Problem to work on: Reproduce every one of the rows below word for word, with the same line breaks.

Records for processing:
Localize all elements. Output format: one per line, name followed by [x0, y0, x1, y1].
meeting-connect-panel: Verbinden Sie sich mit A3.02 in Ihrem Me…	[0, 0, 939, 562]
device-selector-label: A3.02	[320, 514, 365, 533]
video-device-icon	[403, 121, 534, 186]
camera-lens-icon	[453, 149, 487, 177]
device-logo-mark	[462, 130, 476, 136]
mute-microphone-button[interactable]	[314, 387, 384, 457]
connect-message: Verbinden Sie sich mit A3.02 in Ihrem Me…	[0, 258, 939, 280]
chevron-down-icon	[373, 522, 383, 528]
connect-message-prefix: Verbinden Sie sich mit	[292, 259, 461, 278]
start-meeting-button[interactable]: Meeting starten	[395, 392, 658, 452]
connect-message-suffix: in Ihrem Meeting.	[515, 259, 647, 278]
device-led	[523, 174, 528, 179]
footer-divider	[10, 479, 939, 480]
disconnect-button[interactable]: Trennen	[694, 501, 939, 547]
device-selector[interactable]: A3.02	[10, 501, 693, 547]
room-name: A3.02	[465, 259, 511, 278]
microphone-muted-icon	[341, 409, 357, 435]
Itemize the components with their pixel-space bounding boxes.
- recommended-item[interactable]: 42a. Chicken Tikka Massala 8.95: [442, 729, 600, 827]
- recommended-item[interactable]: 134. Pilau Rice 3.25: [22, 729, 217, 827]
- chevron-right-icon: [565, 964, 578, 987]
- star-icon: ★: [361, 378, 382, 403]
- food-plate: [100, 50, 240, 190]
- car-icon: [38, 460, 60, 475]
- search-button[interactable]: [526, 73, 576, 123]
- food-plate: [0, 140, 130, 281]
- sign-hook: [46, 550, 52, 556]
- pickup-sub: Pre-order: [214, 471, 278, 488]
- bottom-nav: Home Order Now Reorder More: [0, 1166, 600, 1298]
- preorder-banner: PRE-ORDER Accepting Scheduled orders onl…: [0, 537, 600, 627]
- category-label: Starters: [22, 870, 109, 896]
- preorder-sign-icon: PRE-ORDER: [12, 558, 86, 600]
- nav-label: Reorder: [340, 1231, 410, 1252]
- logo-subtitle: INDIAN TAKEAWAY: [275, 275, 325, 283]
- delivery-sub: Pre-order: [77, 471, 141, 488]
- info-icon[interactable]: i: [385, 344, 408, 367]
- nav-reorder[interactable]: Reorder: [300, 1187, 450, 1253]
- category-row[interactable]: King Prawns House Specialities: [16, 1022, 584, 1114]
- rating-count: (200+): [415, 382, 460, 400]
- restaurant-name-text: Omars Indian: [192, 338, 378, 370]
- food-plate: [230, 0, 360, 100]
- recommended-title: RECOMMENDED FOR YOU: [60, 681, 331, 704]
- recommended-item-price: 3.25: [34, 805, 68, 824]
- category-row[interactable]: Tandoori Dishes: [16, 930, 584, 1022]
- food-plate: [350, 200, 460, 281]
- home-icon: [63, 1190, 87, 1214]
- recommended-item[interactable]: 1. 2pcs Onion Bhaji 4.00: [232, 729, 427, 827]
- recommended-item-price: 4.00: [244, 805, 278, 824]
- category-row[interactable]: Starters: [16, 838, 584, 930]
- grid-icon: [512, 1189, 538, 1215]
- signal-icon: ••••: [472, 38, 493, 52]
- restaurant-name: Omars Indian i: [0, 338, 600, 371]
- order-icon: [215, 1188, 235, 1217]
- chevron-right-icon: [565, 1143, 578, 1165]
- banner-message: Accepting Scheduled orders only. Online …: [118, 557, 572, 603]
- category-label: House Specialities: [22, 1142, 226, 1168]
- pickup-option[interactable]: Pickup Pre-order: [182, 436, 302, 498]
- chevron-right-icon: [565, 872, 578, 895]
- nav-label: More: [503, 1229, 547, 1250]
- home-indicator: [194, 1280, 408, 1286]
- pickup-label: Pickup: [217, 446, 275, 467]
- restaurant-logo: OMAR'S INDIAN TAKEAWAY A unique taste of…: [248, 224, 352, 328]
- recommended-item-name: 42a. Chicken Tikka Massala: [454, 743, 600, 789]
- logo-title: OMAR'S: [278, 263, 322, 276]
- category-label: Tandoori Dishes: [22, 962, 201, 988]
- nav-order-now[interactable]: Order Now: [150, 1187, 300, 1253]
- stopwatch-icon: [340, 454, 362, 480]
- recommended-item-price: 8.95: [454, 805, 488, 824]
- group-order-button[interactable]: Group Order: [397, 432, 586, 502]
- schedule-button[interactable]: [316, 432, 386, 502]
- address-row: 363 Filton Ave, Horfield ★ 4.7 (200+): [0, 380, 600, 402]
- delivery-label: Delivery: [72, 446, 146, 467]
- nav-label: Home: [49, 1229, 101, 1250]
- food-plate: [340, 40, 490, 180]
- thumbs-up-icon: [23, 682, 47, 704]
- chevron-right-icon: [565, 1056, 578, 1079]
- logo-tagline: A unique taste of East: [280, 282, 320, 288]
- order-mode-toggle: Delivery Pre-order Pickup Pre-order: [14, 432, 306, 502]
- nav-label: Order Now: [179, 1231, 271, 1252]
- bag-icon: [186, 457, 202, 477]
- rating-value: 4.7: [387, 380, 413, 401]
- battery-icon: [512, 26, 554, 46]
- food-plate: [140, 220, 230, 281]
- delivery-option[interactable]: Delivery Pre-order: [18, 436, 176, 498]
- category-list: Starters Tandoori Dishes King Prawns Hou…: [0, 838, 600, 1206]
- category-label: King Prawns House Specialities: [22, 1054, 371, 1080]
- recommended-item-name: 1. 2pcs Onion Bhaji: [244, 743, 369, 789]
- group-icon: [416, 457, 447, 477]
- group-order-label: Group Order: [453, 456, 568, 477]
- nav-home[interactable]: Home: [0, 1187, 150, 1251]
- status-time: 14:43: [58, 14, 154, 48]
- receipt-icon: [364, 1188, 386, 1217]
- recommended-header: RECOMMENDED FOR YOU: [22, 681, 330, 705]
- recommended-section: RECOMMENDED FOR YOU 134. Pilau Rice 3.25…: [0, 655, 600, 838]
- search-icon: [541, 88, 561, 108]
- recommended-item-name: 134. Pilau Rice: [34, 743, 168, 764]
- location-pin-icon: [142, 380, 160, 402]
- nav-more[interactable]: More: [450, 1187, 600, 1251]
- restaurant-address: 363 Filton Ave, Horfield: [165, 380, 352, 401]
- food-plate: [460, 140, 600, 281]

Final answer:
Localize all elements. Output format: one per line, name followed by [x0, y0, x1, y1].
meeting-connect-panel: Verbinden Sie sich mit A3.02 in Ihrem Me…	[0, 0, 939, 562]
device-selector-label: A3.02	[320, 514, 365, 533]
video-device-icon	[403, 121, 534, 186]
camera-lens-icon	[453, 149, 487, 177]
device-logo-mark	[462, 130, 476, 136]
mute-microphone-button[interactable]	[314, 387, 384, 457]
connect-message: Verbinden Sie sich mit A3.02 in Ihrem Me…	[0, 258, 939, 280]
chevron-down-icon	[373, 522, 383, 528]
connect-message-prefix: Verbinden Sie sich mit	[292, 259, 461, 278]
start-meeting-button[interactable]: Meeting starten	[395, 392, 658, 452]
connect-message-suffix: in Ihrem Meeting.	[515, 259, 647, 278]
device-led	[523, 174, 528, 179]
footer-divider	[10, 479, 939, 480]
disconnect-button[interactable]: Trennen	[694, 501, 939, 547]
device-selector[interactable]: A3.02	[10, 501, 693, 547]
room-name: A3.02	[465, 259, 511, 278]
microphone-muted-icon	[341, 409, 357, 435]
Itemize the components with their pixel-space bounding boxes.
- recommended-item[interactable]: 42a. Chicken Tikka Massala 8.95: [442, 729, 600, 827]
- recommended-item[interactable]: 134. Pilau Rice 3.25: [22, 729, 217, 827]
- chevron-right-icon: [565, 964, 578, 987]
- star-icon: ★: [361, 378, 382, 403]
- food-plate: [100, 50, 240, 190]
- car-icon: [38, 460, 60, 475]
- search-button[interactable]: [526, 73, 576, 123]
- food-plate: [0, 140, 130, 281]
- sign-hook: [46, 550, 52, 556]
- pickup-sub: Pre-order: [214, 471, 278, 488]
- bottom-nav: Home Order Now Reorder More: [0, 1166, 600, 1298]
- preorder-banner: PRE-ORDER Accepting Scheduled orders onl…: [0, 537, 600, 627]
- category-label: Starters: [22, 870, 109, 896]
- preorder-sign-icon: PRE-ORDER: [12, 558, 86, 600]
- nav-label: Reorder: [340, 1231, 410, 1252]
- logo-subtitle: INDIAN TAKEAWAY: [275, 275, 325, 283]
- delivery-sub: Pre-order: [77, 471, 141, 488]
- info-icon[interactable]: i: [385, 344, 408, 367]
- nav-reorder[interactable]: Reorder: [300, 1187, 450, 1253]
- category-row[interactable]: King Prawns House Specialities: [16, 1022, 584, 1114]
- rating-count: (200+): [415, 382, 460, 400]
- restaurant-name-text: Omars Indian: [192, 338, 378, 370]
- food-plate: [230, 0, 360, 100]
- recommended-title: RECOMMENDED FOR YOU: [60, 681, 331, 704]
- recommended-item-price: 3.25: [34, 805, 68, 824]
- category-row[interactable]: Tandoori Dishes: [16, 930, 584, 1022]
- food-plate: [350, 200, 460, 281]
- home-icon: [63, 1190, 87, 1214]
- recommended-item[interactable]: 1. 2pcs Onion Bhaji 4.00: [232, 729, 427, 827]
- recommended-item-price: 4.00: [244, 805, 278, 824]
- category-row[interactable]: Starters: [16, 838, 584, 930]
- grid-icon: [512, 1189, 538, 1215]
- signal-icon: ••••: [472, 38, 493, 52]
- restaurant-name: Omars Indian i: [0, 338, 600, 371]
- order-icon: [215, 1188, 235, 1217]
- chevron-right-icon: [565, 1143, 578, 1165]
- banner-message: Accepting Scheduled orders only. Online …: [118, 557, 572, 603]
- category-label: House Specialities: [22, 1142, 226, 1168]
- pickup-option[interactable]: Pickup Pre-order: [182, 436, 302, 498]
- chevron-right-icon: [565, 872, 578, 895]
- nav-label: More: [503, 1229, 547, 1250]
- home-indicator: [194, 1280, 408, 1286]
- pickup-label: Pickup: [217, 446, 275, 467]
- restaurant-logo: OMAR'S INDIAN TAKEAWAY A unique taste of…: [248, 224, 352, 328]
- recommended-item-name: 42a. Chicken Tikka Massala: [454, 743, 600, 789]
- logo-title: OMAR'S: [278, 263, 322, 276]
- category-label: Tandoori Dishes: [22, 962, 201, 988]
- nav-order-now[interactable]: Order Now: [150, 1187, 300, 1253]
- stopwatch-icon: [340, 454, 362, 480]
- recommended-item-price: 8.95: [454, 805, 488, 824]
- group-order-button[interactable]: Group Order: [397, 432, 586, 502]
- schedule-button[interactable]: [316, 432, 386, 502]
- address-row: 363 Filton Ave, Horfield ★ 4.7 (200+): [0, 380, 600, 402]
- delivery-label: Delivery: [72, 446, 146, 467]
- nav-label: Home: [49, 1229, 101, 1250]
- food-plate: [340, 40, 490, 180]
- thumbs-up-icon: [23, 682, 47, 704]
- chevron-right-icon: [565, 1056, 578, 1079]
- logo-tagline: A unique taste of East: [280, 282, 320, 288]
- order-mode-toggle: Delivery Pre-order Pickup Pre-order: [14, 432, 306, 502]
- nav-label: Order Now: [179, 1231, 271, 1252]
- bag-icon: [186, 457, 202, 477]
- rating-value: 4.7: [387, 380, 413, 401]
- battery-icon: [512, 26, 554, 46]
- food-plate: [140, 220, 230, 281]
- delivery-option[interactable]: Delivery Pre-order: [18, 436, 176, 498]
- category-list: Starters Tandoori Dishes King Prawns Hou…: [0, 838, 600, 1206]
- category-label: King Prawns House Specialities: [22, 1054, 371, 1080]
- recommended-item-name: 1. 2pcs Onion Bhaji: [244, 743, 369, 789]
- group-icon: [416, 457, 447, 477]
- group-order-label: Group Order: [453, 456, 568, 477]
- nav-home[interactable]: Home: [0, 1187, 150, 1251]
- status-time: 14:43: [58, 14, 154, 48]
- receipt-icon: [364, 1188, 386, 1217]
- recommended-header: RECOMMENDED FOR YOU: [22, 681, 330, 705]
- recommended-section: RECOMMENDED FOR YOU 134. Pilau Rice 3.25…: [0, 655, 600, 838]
- search-icon: [541, 88, 561, 108]
- recommended-item-name: 134. Pilau Rice: [34, 743, 168, 764]
- location-pin-icon: [142, 380, 160, 402]
- nav-more[interactable]: More: [450, 1187, 600, 1251]
- restaurant-address: 363 Filton Ave, Horfield: [165, 380, 352, 401]
- food-plate: [460, 140, 600, 281]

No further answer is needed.